*** WORKING DATA ***
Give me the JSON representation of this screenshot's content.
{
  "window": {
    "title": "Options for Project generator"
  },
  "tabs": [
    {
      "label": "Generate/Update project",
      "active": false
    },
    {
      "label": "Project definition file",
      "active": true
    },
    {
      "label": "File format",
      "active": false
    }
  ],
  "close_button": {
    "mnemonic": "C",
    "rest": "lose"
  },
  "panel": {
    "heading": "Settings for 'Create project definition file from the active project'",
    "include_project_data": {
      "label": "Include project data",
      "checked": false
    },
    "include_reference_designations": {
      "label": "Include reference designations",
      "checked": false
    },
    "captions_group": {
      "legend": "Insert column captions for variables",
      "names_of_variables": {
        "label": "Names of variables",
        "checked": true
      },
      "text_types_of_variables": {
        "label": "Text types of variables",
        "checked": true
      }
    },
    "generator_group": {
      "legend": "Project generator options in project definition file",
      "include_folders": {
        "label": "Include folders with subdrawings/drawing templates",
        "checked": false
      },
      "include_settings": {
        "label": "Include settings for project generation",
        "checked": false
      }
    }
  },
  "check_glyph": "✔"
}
***
YOUR TASK - Look back over the material above and state how many lines hold the word "definition". Write the number and nothing else.

REPLY TO THE EXERCISE - 3